- **Goal**
Identify, in the records below, every line where the string "After" appears, and copy each such line.
________________
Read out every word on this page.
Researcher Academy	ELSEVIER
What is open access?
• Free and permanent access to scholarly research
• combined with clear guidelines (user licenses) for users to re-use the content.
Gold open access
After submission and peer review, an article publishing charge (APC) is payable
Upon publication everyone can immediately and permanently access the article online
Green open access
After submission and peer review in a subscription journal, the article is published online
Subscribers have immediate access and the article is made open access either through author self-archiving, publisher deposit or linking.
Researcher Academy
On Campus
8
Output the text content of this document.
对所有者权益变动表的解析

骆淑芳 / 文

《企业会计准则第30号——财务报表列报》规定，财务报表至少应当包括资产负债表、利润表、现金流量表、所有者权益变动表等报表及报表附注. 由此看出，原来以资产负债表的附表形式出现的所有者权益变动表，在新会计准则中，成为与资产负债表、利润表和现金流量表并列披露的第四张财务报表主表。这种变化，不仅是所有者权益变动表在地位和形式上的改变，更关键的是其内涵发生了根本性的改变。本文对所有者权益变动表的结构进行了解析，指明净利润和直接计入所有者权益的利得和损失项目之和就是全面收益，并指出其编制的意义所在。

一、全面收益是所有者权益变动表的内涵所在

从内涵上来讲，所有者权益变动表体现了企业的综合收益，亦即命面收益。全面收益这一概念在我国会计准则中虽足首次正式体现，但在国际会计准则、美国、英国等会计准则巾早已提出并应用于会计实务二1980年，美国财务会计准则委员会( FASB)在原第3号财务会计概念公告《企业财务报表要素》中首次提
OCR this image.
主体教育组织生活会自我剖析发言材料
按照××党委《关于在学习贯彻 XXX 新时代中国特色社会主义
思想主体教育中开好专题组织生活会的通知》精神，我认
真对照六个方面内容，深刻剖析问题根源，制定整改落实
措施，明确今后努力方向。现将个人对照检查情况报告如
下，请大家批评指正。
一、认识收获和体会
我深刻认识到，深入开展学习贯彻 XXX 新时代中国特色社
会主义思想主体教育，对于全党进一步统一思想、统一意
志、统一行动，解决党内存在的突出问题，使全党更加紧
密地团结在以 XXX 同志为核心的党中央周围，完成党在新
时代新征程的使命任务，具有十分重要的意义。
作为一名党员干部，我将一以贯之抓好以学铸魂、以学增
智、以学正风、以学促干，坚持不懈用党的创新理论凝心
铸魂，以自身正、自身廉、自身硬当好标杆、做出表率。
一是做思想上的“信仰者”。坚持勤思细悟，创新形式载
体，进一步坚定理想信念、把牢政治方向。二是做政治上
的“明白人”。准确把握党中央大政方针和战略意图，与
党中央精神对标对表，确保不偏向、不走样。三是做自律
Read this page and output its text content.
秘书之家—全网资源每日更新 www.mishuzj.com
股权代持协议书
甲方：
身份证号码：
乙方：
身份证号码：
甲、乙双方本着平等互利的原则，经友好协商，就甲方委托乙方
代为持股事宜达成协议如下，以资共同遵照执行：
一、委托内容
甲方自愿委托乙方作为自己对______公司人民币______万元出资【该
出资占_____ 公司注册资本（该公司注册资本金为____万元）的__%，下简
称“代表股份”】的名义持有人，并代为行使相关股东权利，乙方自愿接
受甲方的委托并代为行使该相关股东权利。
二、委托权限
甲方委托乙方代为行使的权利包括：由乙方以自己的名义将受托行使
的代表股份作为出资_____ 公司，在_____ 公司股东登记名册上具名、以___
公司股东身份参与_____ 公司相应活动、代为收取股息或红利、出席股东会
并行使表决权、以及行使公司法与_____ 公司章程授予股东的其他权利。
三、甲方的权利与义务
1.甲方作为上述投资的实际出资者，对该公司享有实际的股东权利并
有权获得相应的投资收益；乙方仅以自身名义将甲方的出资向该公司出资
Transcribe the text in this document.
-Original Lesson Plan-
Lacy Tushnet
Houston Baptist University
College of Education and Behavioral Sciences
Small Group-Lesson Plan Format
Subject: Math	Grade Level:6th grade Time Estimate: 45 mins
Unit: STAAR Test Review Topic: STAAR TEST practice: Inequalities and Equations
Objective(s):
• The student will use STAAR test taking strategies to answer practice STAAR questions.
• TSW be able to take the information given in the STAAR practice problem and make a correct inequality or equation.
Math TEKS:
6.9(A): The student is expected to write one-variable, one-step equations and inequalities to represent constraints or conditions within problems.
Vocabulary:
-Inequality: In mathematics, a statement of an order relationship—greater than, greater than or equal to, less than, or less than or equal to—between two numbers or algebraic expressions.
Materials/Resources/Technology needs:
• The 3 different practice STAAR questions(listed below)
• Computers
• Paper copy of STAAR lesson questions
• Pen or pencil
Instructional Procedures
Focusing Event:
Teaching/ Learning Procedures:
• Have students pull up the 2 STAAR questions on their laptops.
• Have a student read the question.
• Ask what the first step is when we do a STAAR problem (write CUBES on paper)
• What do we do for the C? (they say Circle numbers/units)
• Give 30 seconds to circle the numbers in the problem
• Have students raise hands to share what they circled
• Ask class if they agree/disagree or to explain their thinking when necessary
________________
- **Task answer**
After submission and peer review, an article publishing charge (APC) is payable
After submission and peer review in a subscription journal, the article is published online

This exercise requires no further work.